Written request: Retype the records below line for line, keeping every character unchanged.
-------- Material for this exercise --------
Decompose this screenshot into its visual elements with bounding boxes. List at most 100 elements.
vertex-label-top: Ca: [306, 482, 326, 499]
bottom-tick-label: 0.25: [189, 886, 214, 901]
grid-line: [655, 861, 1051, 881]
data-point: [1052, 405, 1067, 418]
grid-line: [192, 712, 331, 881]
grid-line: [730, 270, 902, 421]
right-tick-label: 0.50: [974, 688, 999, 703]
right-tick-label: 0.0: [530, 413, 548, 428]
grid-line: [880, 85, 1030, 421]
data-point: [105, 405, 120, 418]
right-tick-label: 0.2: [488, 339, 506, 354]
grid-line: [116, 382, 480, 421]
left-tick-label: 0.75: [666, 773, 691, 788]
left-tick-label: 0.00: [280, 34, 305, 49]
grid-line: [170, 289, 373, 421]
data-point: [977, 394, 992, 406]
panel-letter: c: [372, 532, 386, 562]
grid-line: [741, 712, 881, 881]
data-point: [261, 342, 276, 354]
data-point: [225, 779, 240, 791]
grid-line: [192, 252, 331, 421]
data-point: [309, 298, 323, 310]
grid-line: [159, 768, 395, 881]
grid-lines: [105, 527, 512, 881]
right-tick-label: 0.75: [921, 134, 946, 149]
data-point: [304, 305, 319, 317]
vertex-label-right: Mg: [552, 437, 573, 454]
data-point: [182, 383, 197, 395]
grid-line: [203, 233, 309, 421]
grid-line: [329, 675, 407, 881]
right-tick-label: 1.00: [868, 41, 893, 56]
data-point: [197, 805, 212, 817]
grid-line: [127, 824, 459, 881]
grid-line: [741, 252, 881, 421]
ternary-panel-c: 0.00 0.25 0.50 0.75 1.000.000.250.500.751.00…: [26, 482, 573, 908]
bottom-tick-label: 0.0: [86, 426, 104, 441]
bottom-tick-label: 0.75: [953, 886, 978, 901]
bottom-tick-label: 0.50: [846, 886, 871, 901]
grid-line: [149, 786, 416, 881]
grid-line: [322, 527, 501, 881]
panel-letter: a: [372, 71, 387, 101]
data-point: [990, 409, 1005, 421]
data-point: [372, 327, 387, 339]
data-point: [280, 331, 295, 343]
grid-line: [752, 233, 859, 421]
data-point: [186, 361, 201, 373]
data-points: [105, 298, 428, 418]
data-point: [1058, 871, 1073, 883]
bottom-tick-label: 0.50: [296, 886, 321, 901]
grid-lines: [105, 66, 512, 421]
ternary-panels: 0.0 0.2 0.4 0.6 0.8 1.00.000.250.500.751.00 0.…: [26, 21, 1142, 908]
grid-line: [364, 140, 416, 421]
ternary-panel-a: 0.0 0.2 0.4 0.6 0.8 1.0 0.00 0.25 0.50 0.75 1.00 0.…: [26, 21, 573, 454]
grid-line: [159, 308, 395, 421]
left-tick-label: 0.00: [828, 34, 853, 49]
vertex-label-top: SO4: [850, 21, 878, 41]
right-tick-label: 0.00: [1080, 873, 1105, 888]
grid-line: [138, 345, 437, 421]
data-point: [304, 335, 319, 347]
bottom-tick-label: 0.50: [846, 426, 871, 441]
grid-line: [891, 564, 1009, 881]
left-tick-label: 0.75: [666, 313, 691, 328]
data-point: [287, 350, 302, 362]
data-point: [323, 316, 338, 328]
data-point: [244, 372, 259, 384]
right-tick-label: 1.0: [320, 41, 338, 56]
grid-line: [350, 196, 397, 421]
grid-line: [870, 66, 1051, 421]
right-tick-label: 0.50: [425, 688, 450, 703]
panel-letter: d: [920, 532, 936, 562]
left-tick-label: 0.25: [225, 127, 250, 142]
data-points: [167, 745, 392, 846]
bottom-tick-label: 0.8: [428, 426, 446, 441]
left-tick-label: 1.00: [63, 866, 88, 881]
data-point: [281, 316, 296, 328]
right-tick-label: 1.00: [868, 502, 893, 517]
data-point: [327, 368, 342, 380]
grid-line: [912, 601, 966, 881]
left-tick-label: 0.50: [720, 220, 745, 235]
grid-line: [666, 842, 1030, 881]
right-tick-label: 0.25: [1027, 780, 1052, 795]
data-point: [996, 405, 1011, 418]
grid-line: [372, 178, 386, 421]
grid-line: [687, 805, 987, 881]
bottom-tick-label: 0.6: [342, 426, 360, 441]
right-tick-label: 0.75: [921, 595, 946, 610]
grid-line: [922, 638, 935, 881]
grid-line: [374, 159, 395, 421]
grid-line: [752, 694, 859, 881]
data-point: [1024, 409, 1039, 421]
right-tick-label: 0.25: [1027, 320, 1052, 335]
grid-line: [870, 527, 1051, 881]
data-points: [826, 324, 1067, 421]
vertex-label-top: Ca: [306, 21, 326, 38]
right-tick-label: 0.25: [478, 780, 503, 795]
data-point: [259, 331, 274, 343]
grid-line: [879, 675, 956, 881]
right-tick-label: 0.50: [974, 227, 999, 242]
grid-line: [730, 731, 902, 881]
--------
Answer to the task:
Decompose this screenshot into its visual elements with bounding boxes. List at most 100 elements.
vertex-label-top: Ca: [306, 482, 326, 499]
bottom-tick-label: 0.25: [189, 886, 214, 901]
grid-line: [655, 861, 1051, 881]
data-point: [1052, 405, 1067, 418]
grid-line: [192, 712, 331, 881]
grid-line: [730, 270, 902, 421]
right-tick-label: 0.50: [974, 688, 999, 703]
right-tick-label: 0.0: [530, 413, 548, 428]
grid-line: [880, 85, 1030, 421]
data-point: [105, 405, 120, 418]
right-tick-label: 0.2: [488, 339, 506, 354]
grid-line: [116, 382, 480, 421]
left-tick-label: 0.75: [666, 773, 691, 788]
left-tick-label: 0.00: [280, 34, 305, 49]
grid-line: [170, 289, 373, 421]
data-point: [977, 394, 992, 406]
panel-letter: c: [372, 532, 386, 562]
grid-line: [741, 712, 881, 881]
data-point: [261, 342, 276, 354]
data-point: [225, 779, 240, 791]
grid-line: [192, 252, 331, 421]
data-point: [309, 298, 323, 310]
grid-line: [159, 768, 395, 881]
grid-lines: [105, 527, 512, 881]
right-tick-label: 0.75: [921, 134, 946, 149]
data-point: [304, 305, 319, 317]
vertex-label-right: Mg: [552, 437, 573, 454]
data-point: [182, 383, 197, 395]
grid-line: [203, 233, 309, 421]
grid-line: [329, 675, 407, 881]
right-tick-label: 1.00: [868, 41, 893, 56]
data-point: [197, 805, 212, 817]
grid-line: [127, 824, 459, 881]
grid-line: [741, 252, 881, 421]
ternary-panel-c: 0.00 0.25 0.50 0.75 1.000.000.250.500.751.00…: [26, 482, 573, 908]
bottom-tick-label: 0.0: [86, 426, 104, 441]
bottom-tick-label: 0.75: [953, 886, 978, 901]
bottom-tick-label: 0.50: [846, 886, 871, 901]
grid-line: [149, 786, 416, 881]
grid-line: [322, 527, 501, 881]
panel-letter: a: [372, 71, 387, 101]
data-point: [990, 409, 1005, 421]
data-point: [372, 327, 387, 339]
data-point: [280, 331, 295, 343]
grid-line: [752, 233, 859, 421]
data-point: [186, 361, 201, 373]
data-points: [105, 298, 428, 418]
data-point: [1058, 871, 1073, 883]
bottom-tick-label: 0.50: [296, 886, 321, 901]
grid-lines: [105, 66, 512, 421]
ternary-panels: 0.0 0.2 0.4 0.6 0.8 1.00.000.250.500.751.00 0.…: [26, 21, 1142, 908]
grid-line: [364, 140, 416, 421]
ternary-panel-a: 0.0 0.2 0.4 0.6 0.8 1.0 0.00 0.25 0.50 0.75 1.00 0.…: [26, 21, 573, 454]
grid-line: [159, 308, 395, 421]
left-tick-label: 0.00: [828, 34, 853, 49]
vertex-label-top: SO4: [850, 21, 878, 41]
right-tick-label: 0.00: [1080, 873, 1105, 888]
grid-line: [138, 345, 437, 421]
data-point: [304, 335, 319, 347]
bottom-tick-label: 0.50: [846, 426, 871, 441]
grid-line: [891, 564, 1009, 881]
left-tick-label: 0.75: [666, 313, 691, 328]
data-point: [287, 350, 302, 362]
data-point: [323, 316, 338, 328]
data-point: [244, 372, 259, 384]
right-tick-label: 1.0: [320, 41, 338, 56]
grid-line: [350, 196, 397, 421]
grid-line: [870, 66, 1051, 421]
right-tick-label: 0.50: [425, 688, 450, 703]
panel-letter: d: [920, 532, 936, 562]
left-tick-label: 0.25: [225, 127, 250, 142]
data-points: [167, 745, 392, 846]
bottom-tick-label: 0.8: [428, 426, 446, 441]
left-tick-label: 1.00: [63, 866, 88, 881]
data-point: [281, 316, 296, 328]
right-tick-label: 1.00: [868, 502, 893, 517]
data-point: [327, 368, 342, 380]
grid-line: [912, 601, 966, 881]
left-tick-label: 0.50: [720, 220, 745, 235]
grid-line: [666, 842, 1030, 881]
right-tick-label: 0.25: [1027, 780, 1052, 795]
data-point: [996, 405, 1011, 418]
grid-line: [372, 178, 386, 421]
grid-line: [687, 805, 987, 881]
bottom-tick-label: 0.6: [342, 426, 360, 441]
right-tick-label: 0.75: [921, 595, 946, 610]
grid-line: [922, 638, 935, 881]
grid-line: [374, 159, 395, 421]
grid-line: [752, 694, 859, 881]
data-point: [1024, 409, 1039, 421]
right-tick-label: 0.25: [1027, 320, 1052, 335]
grid-line: [870, 527, 1051, 881]
data-points: [826, 324, 1067, 421]
vertex-label-top: Ca: [306, 21, 326, 38]
right-tick-label: 0.25: [478, 780, 503, 795]
data-point: [259, 331, 274, 343]
grid-line: [879, 675, 956, 881]
right-tick-label: 0.50: [974, 227, 999, 242]
grid-line: [730, 731, 902, 881]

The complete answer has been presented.